Short task: Copy out every record below with complete accuracy.

Task material:
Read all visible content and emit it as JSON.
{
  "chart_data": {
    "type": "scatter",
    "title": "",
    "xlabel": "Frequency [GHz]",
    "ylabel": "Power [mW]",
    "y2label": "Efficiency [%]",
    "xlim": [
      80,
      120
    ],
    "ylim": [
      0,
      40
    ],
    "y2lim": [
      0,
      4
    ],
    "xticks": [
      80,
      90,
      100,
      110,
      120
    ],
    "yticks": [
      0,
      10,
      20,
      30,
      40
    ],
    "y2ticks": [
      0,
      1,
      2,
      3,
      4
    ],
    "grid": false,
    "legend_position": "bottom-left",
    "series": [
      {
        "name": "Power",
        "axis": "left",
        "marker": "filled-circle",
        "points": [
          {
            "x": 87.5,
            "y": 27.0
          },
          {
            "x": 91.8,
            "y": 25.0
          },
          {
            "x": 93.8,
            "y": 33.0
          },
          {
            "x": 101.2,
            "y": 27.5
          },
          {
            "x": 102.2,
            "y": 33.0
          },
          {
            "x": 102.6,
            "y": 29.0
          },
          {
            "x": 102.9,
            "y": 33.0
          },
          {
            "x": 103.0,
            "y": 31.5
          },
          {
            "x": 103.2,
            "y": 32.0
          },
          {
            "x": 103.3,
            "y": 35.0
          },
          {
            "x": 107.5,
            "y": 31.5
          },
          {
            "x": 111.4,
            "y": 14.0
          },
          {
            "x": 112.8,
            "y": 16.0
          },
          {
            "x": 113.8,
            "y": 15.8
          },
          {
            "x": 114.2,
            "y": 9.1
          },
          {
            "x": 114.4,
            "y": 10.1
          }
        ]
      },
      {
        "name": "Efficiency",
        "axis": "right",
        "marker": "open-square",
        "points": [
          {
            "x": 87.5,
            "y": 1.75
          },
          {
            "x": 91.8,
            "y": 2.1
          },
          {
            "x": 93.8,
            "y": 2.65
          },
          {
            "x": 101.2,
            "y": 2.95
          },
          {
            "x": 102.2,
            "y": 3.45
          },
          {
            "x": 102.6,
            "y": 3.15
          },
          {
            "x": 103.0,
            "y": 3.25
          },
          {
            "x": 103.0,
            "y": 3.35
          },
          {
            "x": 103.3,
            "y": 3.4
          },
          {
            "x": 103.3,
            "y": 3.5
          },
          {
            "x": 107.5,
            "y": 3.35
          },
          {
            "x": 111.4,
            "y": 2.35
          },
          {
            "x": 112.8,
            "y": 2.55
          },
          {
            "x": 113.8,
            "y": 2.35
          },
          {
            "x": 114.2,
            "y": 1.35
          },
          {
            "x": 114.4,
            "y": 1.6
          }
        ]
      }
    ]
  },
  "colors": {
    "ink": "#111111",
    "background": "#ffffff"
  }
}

Written reply:
Read all visible content and emit it as JSON.
{
  "chart_data": {
    "type": "scatter",
    "title": "",
    "xlabel": "Frequency [GHz]",
    "ylabel": "Power [mW]",
    "y2label": "Efficiency [%]",
    "xlim": [
      80,
      120
    ],
    "ylim": [
      0,
      40
    ],
    "y2lim": [
      0,
      4
    ],
    "xticks": [
      80,
      90,
      100,
      110,
      120
    ],
    "yticks": [
      0,
      10,
      20,
      30,
      40
    ],
    "y2ticks": [
      0,
      1,
      2,
      3,
      4
    ],
    "grid": false,
    "legend_position": "bottom-left",
    "series": [
      {
        "name": "Power",
        "axis": "left",
        "marker": "filled-circle",
        "points": [
          {
            "x": 87.5,
            "y": 27.0
          },
          {
            "x": 91.8,
            "y": 25.0
          },
          {
            "x": 93.8,
            "y": 33.0
          },
          {
            "x": 101.2,
            "y": 27.5
          },
          {
            "x": 102.2,
            "y": 33.0
          },
          {
            "x": 102.6,
            "y": 29.0
          },
          {
            "x": 102.9,
            "y": 33.0
          },
          {
            "x": 103.0,
            "y": 31.5
          },
          {
            "x": 103.2,
            "y": 32.0
          },
          {
            "x": 103.3,
            "y": 35.0
          },
          {
            "x": 107.5,
            "y": 31.5
          },
          {
            "x": 111.4,
            "y": 14.0
          },
          {
            "x": 112.8,
            "y": 16.0
          },
          {
            "x": 113.8,
            "y": 15.8
          },
          {
            "x": 114.2,
            "y": 9.1
          },
          {
            "x": 114.4,
            "y": 10.1
          }
        ]
      },
      {
        "name": "Efficiency",
        "axis": "right",
        "marker": "open-square",
        "points": [
          {
            "x": 87.5,
            "y": 1.75
          },
          {
            "x": 91.8,
            "y": 2.1
          },
          {
            "x": 93.8,
            "y": 2.65
          },
          {
            "x": 101.2,
            "y": 2.95
          },
          {
            "x": 102.2,
            "y": 3.45
          },
          {
            "x": 102.6,
            "y": 3.15
          },
          {
            "x": 103.0,
            "y": 3.25
          },
          {
            "x": 103.0,
            "y": 3.35
          },
          {
            "x": 103.3,
            "y": 3.4
          },
          {
            "x": 103.3,
            "y": 3.5
          },
          {
            "x": 107.5,
            "y": 3.35
          },
          {
            "x": 111.4,
            "y": 2.35
          },
          {
            "x": 112.8,
            "y": 2.55
          },
          {
            "x": 113.8,
            "y": 2.35
          },
          {
            "x": 114.2,
            "y": 1.35
          },
          {
            "x": 114.4,
            "y": 1.6
          }
        ]
      }
    ]
  },
  "colors": {
    "ink": "#111111",
    "background": "#ffffff"
  }
}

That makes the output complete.